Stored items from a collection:
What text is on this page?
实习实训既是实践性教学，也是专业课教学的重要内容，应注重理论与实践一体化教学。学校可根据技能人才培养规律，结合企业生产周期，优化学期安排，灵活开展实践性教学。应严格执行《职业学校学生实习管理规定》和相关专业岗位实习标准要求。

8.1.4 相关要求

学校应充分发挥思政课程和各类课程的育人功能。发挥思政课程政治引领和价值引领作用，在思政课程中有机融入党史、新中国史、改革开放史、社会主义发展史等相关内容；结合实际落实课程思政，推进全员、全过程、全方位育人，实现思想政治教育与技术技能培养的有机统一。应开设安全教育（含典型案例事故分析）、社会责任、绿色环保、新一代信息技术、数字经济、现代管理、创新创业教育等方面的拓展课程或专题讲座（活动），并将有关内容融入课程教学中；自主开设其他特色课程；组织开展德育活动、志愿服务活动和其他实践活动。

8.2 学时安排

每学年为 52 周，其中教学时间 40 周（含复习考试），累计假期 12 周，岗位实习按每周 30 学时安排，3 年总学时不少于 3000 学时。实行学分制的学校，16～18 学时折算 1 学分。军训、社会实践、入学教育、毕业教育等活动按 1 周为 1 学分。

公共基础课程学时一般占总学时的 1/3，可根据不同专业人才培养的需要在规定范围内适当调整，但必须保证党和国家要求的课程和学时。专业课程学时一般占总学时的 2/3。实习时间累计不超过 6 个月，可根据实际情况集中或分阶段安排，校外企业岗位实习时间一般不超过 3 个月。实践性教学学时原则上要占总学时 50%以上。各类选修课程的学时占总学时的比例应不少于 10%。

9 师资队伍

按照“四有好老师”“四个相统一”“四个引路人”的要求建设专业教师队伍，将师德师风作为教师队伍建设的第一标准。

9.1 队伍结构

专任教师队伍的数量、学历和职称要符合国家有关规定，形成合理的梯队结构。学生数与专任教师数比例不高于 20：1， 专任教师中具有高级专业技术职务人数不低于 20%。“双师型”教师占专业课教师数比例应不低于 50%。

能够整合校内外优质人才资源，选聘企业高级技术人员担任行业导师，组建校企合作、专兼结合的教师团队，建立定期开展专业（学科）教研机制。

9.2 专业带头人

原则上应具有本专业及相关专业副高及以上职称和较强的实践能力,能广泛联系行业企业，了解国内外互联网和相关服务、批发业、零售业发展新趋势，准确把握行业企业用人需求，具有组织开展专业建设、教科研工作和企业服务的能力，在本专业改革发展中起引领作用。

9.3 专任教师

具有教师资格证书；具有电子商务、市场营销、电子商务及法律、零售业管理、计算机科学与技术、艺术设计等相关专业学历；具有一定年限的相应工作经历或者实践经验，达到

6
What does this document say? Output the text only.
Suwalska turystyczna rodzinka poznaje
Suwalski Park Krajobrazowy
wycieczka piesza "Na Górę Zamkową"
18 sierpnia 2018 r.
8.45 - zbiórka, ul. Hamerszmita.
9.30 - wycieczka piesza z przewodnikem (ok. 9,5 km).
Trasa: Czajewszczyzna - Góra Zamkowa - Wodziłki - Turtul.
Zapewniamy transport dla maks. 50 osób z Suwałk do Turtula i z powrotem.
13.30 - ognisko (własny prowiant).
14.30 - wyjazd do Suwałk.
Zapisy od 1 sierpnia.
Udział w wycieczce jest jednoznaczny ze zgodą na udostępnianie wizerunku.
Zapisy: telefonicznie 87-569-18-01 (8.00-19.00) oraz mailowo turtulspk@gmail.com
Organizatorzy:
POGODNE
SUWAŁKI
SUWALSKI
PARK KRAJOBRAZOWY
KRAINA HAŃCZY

**Goal of the exercise**
Repeat the records above exactly.

**Output below**
What text is on this page?
实习实训既是实践性教学，也是专业课教学的重要内容，应注重理论与实践一体化教学。学校可根据技能人才培养规律，结合企业生产周期，优化学期安排，灵活开展实践性教学。应严格执行《职业学校学生实习管理规定》和相关专业岗位实习标准要求。

8.1.4 相关要求

学校应充分发挥思政课程和各类课程的育人功能。发挥思政课程政治引领和价值引领作用，在思政课程中有机融入党史、新中国史、改革开放史、社会主义发展史等相关内容；结合实际落实课程思政，推进全员、全过程、全方位育人，实现思想政治教育与技术技能培养的有机统一。应开设安全教育（含典型案例事故分析）、社会责任、绿色环保、新一代信息技术、数字经济、现代管理、创新创业教育等方面的拓展课程或专题讲座（活动），并将有关内容融入课程教学中；自主开设其他特色课程；组织开展德育活动、志愿服务活动和其他实践活动。

8.2 学时安排

每学年为 52 周，其中教学时间 40 周（含复习考试），累计假期 12 周，岗位实习按每周 30 学时安排，3 年总学时不少于 3000 学时。实行学分制的学校，16～18 学时折算 1 学分。军训、社会实践、入学教育、毕业教育等活动按 1 周为 1 学分。

公共基础课程学时一般占总学时的 1/3，可根据不同专业人才培养的需要在规定范围内适当调整，但必须保证党和国家要求的课程和学时。专业课程学时一般占总学时的 2/3。实习时间累计不超过 6 个月，可根据实际情况集中或分阶段安排，校外企业岗位实习时间一般不超过 3 个月。实践性教学学时原则上要占总学时 50%以上。各类选修课程的学时占总学时的比例应不少于 10%。

9 师资队伍

按照“四有好老师”“四个相统一”“四个引路人”的要求建设专业教师队伍，将师德师风作为教师队伍建设的第一标准。

9.1 队伍结构

专任教师队伍的数量、学历和职称要符合国家有关规定，形成合理的梯队结构。学生数与专任教师数比例不高于 20：1， 专任教师中具有高级专业技术职务人数不低于 20%。“双师型”教师占专业课教师数比例应不低于 50%。

能够整合校内外优质人才资源，选聘企业高级技术人员担任行业导师，组建校企合作、专兼结合的教师团队，建立定期开展专业（学科）教研机制。

9.2 专业带头人

原则上应具有本专业及相关专业副高及以上职称和较强的实践能力,能广泛联系行业企业，了解国内外互联网和相关服务、批发业、零售业发展新趋势，准确把握行业企业用人需求，具有组织开展专业建设、教科研工作和企业服务的能力，在本专业改革发展中起引领作用。

9.3 专任教师

具有教师资格证书；具有电子商务、市场营销、电子商务及法律、零售业管理、计算机科学与技术、艺术设计等相关专业学历；具有一定年限的相应工作经历或者实践经验，达到

6
What does this document say? Output the text only.
Suwalska turystyczna rodzinka poznaje
Suwalski Park Krajobrazowy
wycieczka piesza "Na Górę Zamkową"
18 sierpnia 2018 r.
8.45 - zbiórka, ul. Hamerszmita.
9.30 - wycieczka piesza z przewodnikem (ok. 9,5 km).
Trasa: Czajewszczyzna - Góra Zamkowa - Wodziłki - Turtul.
Zapewniamy transport dla maks. 50 osób z Suwałk do Turtula i z powrotem.
13.30 - ognisko (własny prowiant).
14.30 - wyjazd do Suwałk.
Zapisy od 1 sierpnia.
Udział w wycieczce jest jednoznaczny ze zgodą na udostępnianie wizerunku.
Zapisy: telefonicznie 87-569-18-01 (8.00-19.00) oraz mailowo turtulspk@gmail.com
Organizatorzy:
POGODNE
SUWAŁKI
SUWALSKI
PARK KRAJOBRAZOWY
KRAINA HAŃCZY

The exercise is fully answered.